Transcribe the records that follow exactly. Skip the pictures.

════════════════════

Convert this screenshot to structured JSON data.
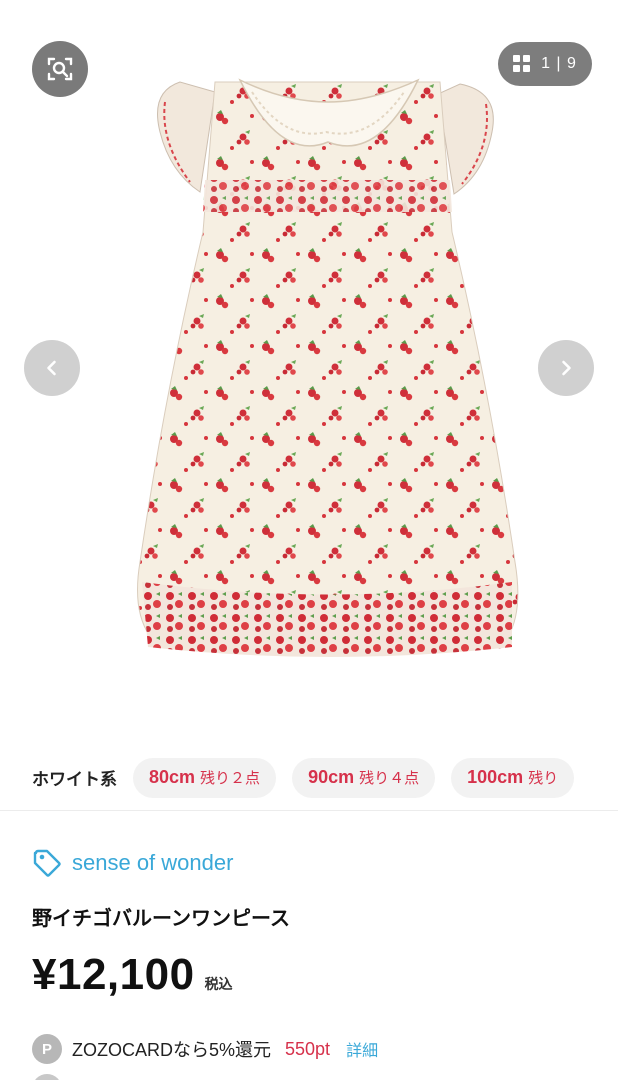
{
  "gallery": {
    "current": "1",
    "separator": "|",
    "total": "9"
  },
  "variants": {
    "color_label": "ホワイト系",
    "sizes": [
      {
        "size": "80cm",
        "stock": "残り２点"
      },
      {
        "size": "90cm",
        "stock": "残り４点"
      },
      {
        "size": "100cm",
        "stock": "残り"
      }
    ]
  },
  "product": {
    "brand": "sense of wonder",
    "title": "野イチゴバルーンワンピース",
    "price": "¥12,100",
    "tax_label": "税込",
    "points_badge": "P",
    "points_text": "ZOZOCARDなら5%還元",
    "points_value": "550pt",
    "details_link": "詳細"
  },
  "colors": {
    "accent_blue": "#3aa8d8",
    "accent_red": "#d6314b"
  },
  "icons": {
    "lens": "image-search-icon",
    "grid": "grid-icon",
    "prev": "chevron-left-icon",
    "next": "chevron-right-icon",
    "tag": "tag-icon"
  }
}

════════════════════

#### CORRECT RESPONSE
Convert this screenshot to structured JSON data.
{
  "gallery": {
    "current": "1",
    "separator": "|",
    "total": "9"
  },
  "variants": {
    "color_label": "ホワイト系",
    "sizes": [
      {
        "size": "80cm",
        "stock": "残り２点"
      },
      {
        "size": "90cm",
        "stock": "残り４点"
      },
      {
        "size": "100cm",
        "stock": "残り"
      }
    ]
  },
  "product": {
    "brand": "sense of wonder",
    "title": "野イチゴバルーンワンピース",
    "price": "¥12,100",
    "tax_label": "税込",
    "points_badge": "P",
    "points_text": "ZOZOCARDなら5%還元",
    "points_value": "550pt",
    "details_link": "詳細"
  },
  "colors": {
    "accent_blue": "#3aa8d8",
    "accent_red": "#d6314b"
  },
  "icons": {
    "lens": "image-search-icon",
    "grid": "grid-icon",
    "prev": "chevron-left-icon",
    "next": "chevron-right-icon",
    "tag": "tag-icon"
  }
}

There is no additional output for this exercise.